GIVEN INSTRUCTION 1 :: In the text on the IYPT founder, rewrite the passage between "The Archive is" and "life and work.", inclusive, replacing "researchers" with "scholars".
GIVEN INSTRUCTION 2 ::
Answer these questions from the text on the IYPT founder:
(a) In what city and month was the 1st YPT held?
(b) How many teams took part in the 1st IYPT?
(c) What position did the International Organizing Committee of the IYPT give its Founder in October 1994?

Founder

Dr. h.c. Evgeny Yunosov is a Russian science educator perhaps most widely known as the Founding Father of the International Young Physicists’ Tournament.

The Archive is passionate and proud to provide researchers, organizers, and participants of the IYPT with hundreds of articles, interviews, documents, and letters written by Evgeny Yunosov. His writings, chronicling the creation and growth of the global IYPT movement, continue to resonate in the IYPT today. This section provides a glimpse of Evgeny Yunosov’s life and work.


“We had 17 insane problems”

In the late 1970s, Evgeny Yunosov sought a student activity that would instill an excitement in physics, teach students practical skills, and shape their interests. While neither pencil-and-paper olympiads nor science clubs could fulfill these goals fully, he believed that a new activity must combine competitive and cooperative features, stir debates, and allow students and teachers to gather around a motivating cause. It would be a tool to foster intrinsic motivation in students if they could work on attractive research projects in a team-oriented environment, and then measure themselves against other teams. Albeit the proposed problems would encourage the teams to devise own methods and solutions, it would be essential that all teams are familiar with the topics other teams have worked on, such that discussions are substantive and challenging, unlike what the students could expect at a science fair. To spark their enthusiasm, students would be given the most complex, exciting and thrilling physics problems, and enough preparation time.

This vision laid the foundations for the Young Physicists’ Tournament and its iconic Physics Fights.


“They demanded to continue”

The 1st YPT, hosted by Evgeny Yunosov in Moscow in March 1979, enjoyed considerable popularity and has been an annual event ever since, gradually gaining a national and international following by the late 1980s. Evgeny Yunosov spearheaded the movement, developed scrupulous and meticulously detailed regulations, published numerous papers on the new activity, built a participant community, and established cooperation with prominent figures among top scientists and education officials in the Soviet Union.


“Let’s go international”

Starting from the summer of 1987, he identified a group of high profile supporters, including Evgeny Velikhov, Georgiy Zatsepin, and Lyudmila Shvetsova, to assist his effort in bringing the Tournament to the international arena. The 1st IYPT, with 31 teams, enjoyed major national and international coverage in March and April 1988 and is now widely considered as an identifiable landmark in the history of physics education.

In recognition of global impact of the newly created IYPT, Soviet Union awarded Evgeny Yunosov with the Arkady Gaidar Badge of Merit in January 1989 and with the Lenin Komsomol Prize in Education in October 1989. By this time, the IYPT had attracted teams of all 15 constituent Soviet republics, 6 European nations, and such prominent enthusiasts as Hans Jordens, future President of the International Physics Olympiad. The annual IYPT soon became a story of visionary leadership that has allowed the competition to survive against all the odds when the Soviet financial support ended in 1991, and the event could only rely on its own financial resources and infrastructure. To recognize all these accomplishments, the International Organizing Committee of the IYPT awarded its Founder with a lifetime honorary position of the IYPT Vice-President in October 1994.

RAW DATA ::
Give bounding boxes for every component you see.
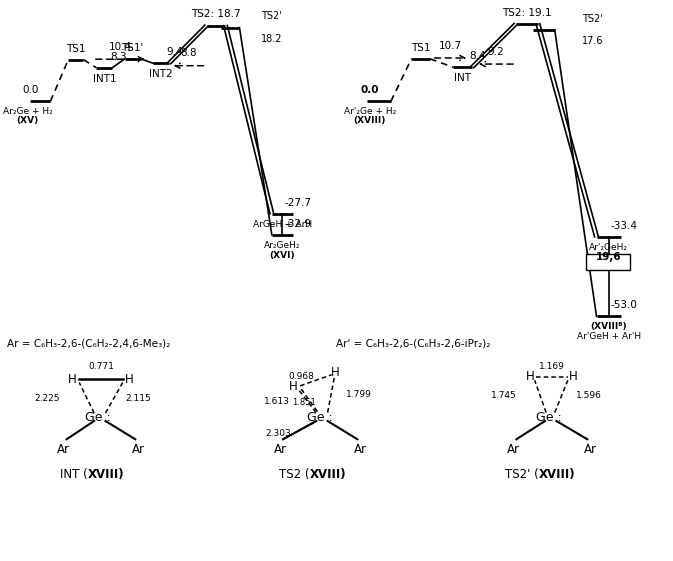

WORKED ANSWER 1 ::
The Archive is passionate and proud to provide scholars, organizers, and participants of the IYPT with hundreds of articles, interviews, documents, and letters written by Evgeny Yunosov. His writings, chronicling the creation and growth of the global IYPT movement, continue to resonate in the IYPT today. This section provides a glimpse of Evgeny Yunosov’s life and work.

WORKED ANSWER 2 ::
(a) Moscow, in March 1979.
(b) 31 teams.
(c) A lifetime honorary position of IYPT Vice-President.